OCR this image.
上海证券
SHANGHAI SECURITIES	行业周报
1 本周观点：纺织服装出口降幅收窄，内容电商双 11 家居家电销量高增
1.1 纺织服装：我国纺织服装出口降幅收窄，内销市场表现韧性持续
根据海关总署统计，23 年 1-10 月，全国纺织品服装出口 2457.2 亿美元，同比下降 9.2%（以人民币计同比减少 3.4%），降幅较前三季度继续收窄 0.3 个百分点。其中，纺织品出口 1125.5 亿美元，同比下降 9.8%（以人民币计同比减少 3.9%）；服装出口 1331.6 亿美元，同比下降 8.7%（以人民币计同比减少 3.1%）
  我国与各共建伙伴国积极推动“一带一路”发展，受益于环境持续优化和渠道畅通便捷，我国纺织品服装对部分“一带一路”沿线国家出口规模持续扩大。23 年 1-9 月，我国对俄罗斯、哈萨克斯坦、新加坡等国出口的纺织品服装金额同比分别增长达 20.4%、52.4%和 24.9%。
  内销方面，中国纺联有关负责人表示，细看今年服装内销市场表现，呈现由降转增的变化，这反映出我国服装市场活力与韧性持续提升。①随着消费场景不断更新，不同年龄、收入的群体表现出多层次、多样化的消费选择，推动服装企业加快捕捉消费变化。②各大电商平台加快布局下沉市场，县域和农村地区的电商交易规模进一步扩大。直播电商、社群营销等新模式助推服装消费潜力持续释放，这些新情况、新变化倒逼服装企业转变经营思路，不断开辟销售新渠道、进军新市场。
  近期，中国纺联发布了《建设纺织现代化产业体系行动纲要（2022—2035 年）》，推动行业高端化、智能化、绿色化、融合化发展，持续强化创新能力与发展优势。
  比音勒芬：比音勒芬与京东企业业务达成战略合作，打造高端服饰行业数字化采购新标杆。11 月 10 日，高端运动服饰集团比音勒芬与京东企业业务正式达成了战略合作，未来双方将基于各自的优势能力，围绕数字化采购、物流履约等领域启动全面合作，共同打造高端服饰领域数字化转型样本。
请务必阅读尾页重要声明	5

# Task description:
Extract each line of the listing above, copying it word for word.

# Solution to this exercise:
OCR this image.
上海证券
SHANGHAI SECURITIES	行业周报
1 本周观点：纺织服装出口降幅收窄，内容电商双 11 家居家电销量高增
1.1 纺织服装：我国纺织服装出口降幅收窄，内销市场表现韧性持续
根据海关总署统计，23 年 1-10 月，全国纺织品服装出口 2457.2 亿美元，同比下降 9.2%（以人民币计同比减少 3.4%），降幅较前三季度继续收窄 0.3 个百分点。其中，纺织品出口 1125.5 亿美元，同比下降 9.8%（以人民币计同比减少 3.9%）；服装出口 1331.6 亿美元，同比下降 8.7%（以人民币计同比减少 3.1%）
  我国与各共建伙伴国积极推动“一带一路”发展，受益于环境持续优化和渠道畅通便捷，我国纺织品服装对部分“一带一路”沿线国家出口规模持续扩大。23 年 1-9 月，我国对俄罗斯、哈萨克斯坦、新加坡等国出口的纺织品服装金额同比分别增长达 20.4%、52.4%和 24.9%。
  内销方面，中国纺联有关负责人表示，细看今年服装内销市场表现，呈现由降转增的变化，这反映出我国服装市场活力与韧性持续提升。①随着消费场景不断更新，不同年龄、收入的群体表现出多层次、多样化的消费选择，推动服装企业加快捕捉消费变化。②各大电商平台加快布局下沉市场，县域和农村地区的电商交易规模进一步扩大。直播电商、社群营销等新模式助推服装消费潜力持续释放，这些新情况、新变化倒逼服装企业转变经营思路，不断开辟销售新渠道、进军新市场。
  近期，中国纺联发布了《建设纺织现代化产业体系行动纲要（2022—2035 年）》，推动行业高端化、智能化、绿色化、融合化发展，持续强化创新能力与发展优势。
  比音勒芬：比音勒芬与京东企业业务达成战略合作，打造高端服饰行业数字化采购新标杆。11 月 10 日，高端运动服饰集团比音勒芬与京东企业业务正式达成了战略合作，未来双方将基于各自的优势能力，围绕数字化采购、物流履约等领域启动全面合作，共同打造高端服饰领域数字化转型样本。
请务必阅读尾页重要声明	5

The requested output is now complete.